__Short task__
Answer with nothing except the number of lines that contain the word "content".

Dataset records
*****

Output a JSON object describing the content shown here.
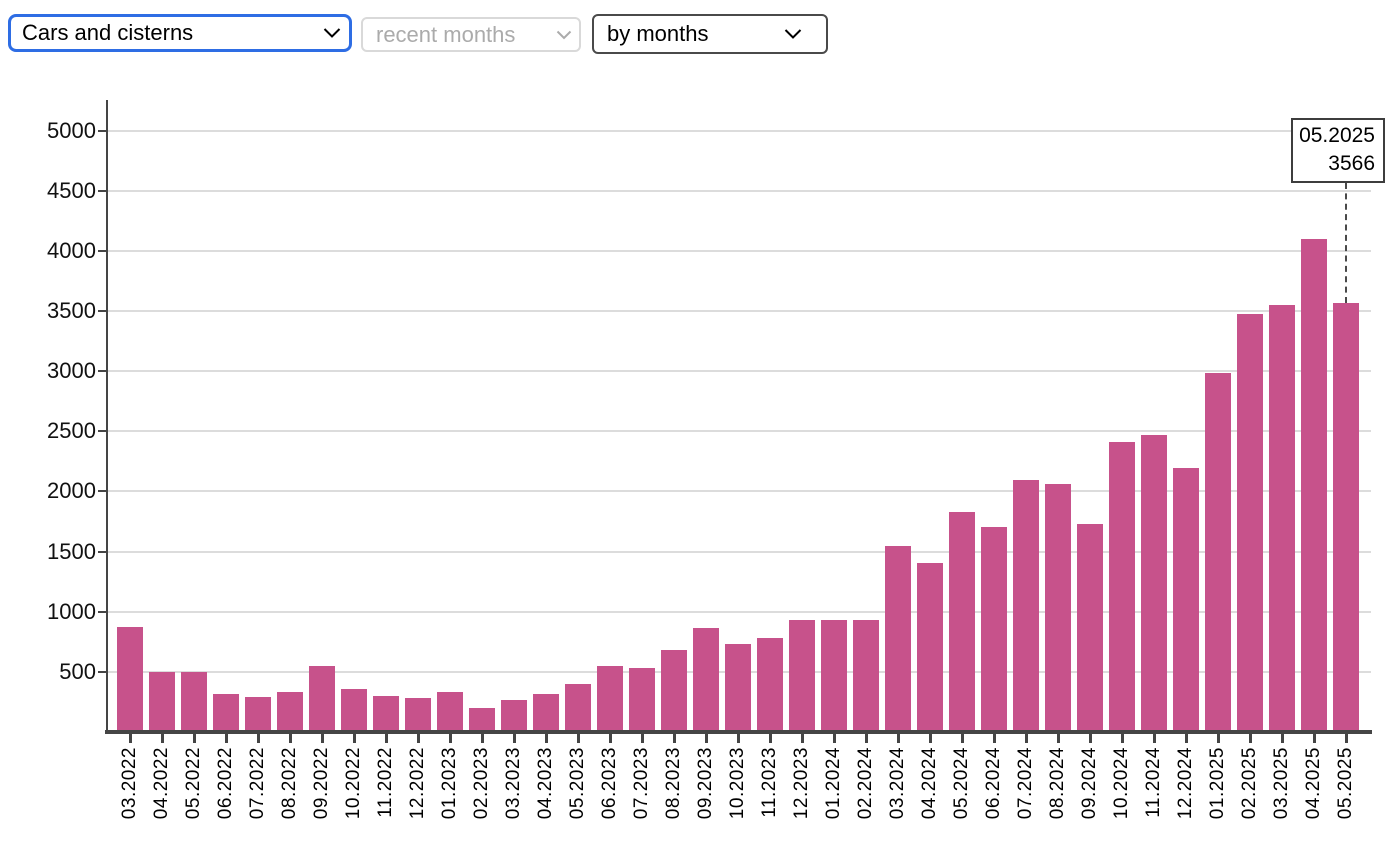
{
  "controls": {
    "dataset_select": {
      "value": "Cars and cisterns"
    },
    "range_select": {
      "value": "recent months",
      "disabled": true
    },
    "grouping_select": {
      "value": "by months"
    }
  },
  "tooltip": {
    "label": "05.2025",
    "value": "3566"
  },
  "colors": {
    "bar": "#c7528b",
    "focus_border": "#2e6de4",
    "axis": "#454545",
    "grid": "#dcdcdc"
  },
  "chart_data": {
    "type": "bar",
    "title": "",
    "xlabel": "",
    "ylabel": "",
    "categories": [
      "03.2022",
      "04.2022",
      "05.2022",
      "06.2022",
      "07.2022",
      "08.2022",
      "09.2022",
      "10.2022",
      "11.2022",
      "12.2022",
      "01.2023",
      "02.2023",
      "03.2023",
      "04.2023",
      "05.2023",
      "06.2023",
      "07.2023",
      "08.2023",
      "09.2023",
      "10.2023",
      "11.2023",
      "12.2023",
      "01.2024",
      "02.2024",
      "03.2024",
      "04.2024",
      "05.2024",
      "06.2024",
      "07.2024",
      "08.2024",
      "09.2024",
      "10.2024",
      "11.2024",
      "12.2024",
      "01.2025",
      "02.2025",
      "03.2025",
      "04.2025",
      "05.2025"
    ],
    "values": [
      870,
      500,
      500,
      315,
      295,
      330,
      550,
      355,
      300,
      285,
      335,
      200,
      265,
      315,
      395,
      550,
      530,
      680,
      865,
      735,
      780,
      930,
      930,
      930,
      1545,
      1405,
      1825,
      1700,
      2095,
      2060,
      1730,
      2410,
      2465,
      2195,
      2985,
      3475,
      3550,
      4095,
      3566
    ],
    "yticks": [
      500,
      1000,
      1500,
      2000,
      2500,
      3000,
      3500,
      4000,
      4500,
      5000
    ],
    "ylim": [
      0,
      5250
    ],
    "grid": true,
    "legend": false,
    "annotation": {
      "category": "05.2025",
      "value": 3566
    }
  }
}
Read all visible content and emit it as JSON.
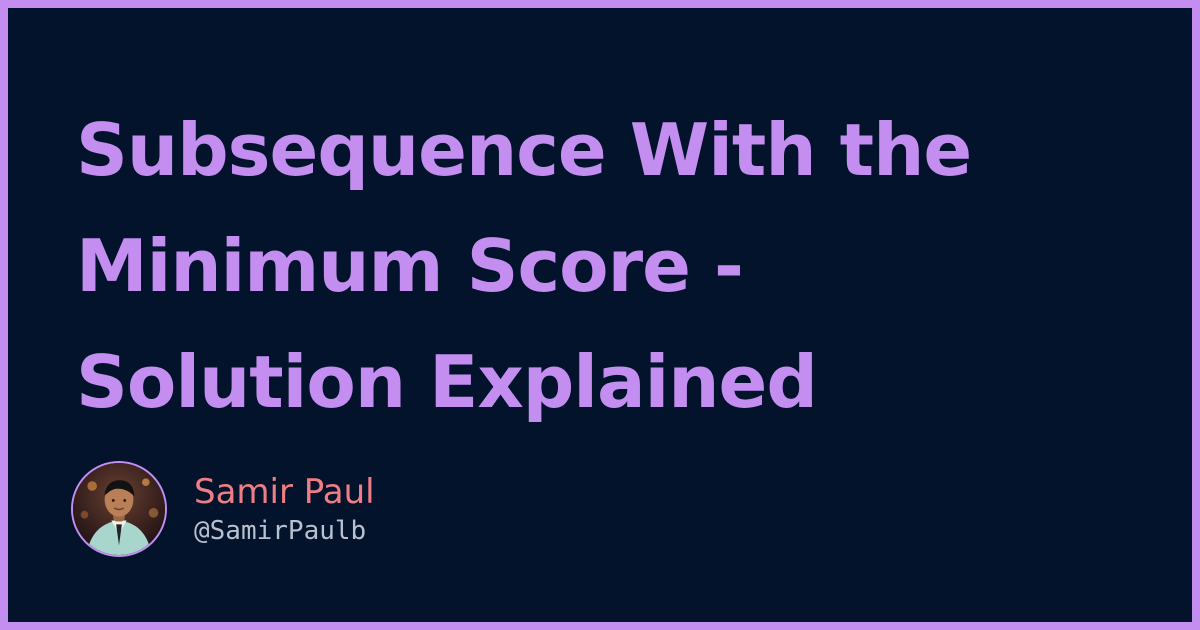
{
  "title": {
    "lines": [
      "Subsequence With the",
      "Minimum Score -",
      "Solution Explained"
    ]
  },
  "author": {
    "name": "Samir Paul",
    "handle": "@SamirPaulb",
    "avatar_icon": "person-avatar-icon"
  },
  "colors": {
    "frame": "#c38ef0",
    "background": "#03132b",
    "title": "#c38ef0",
    "author_name": "#ef7e84",
    "author_handle": "#b9c0d0"
  }
}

*****

__Output for this task__
2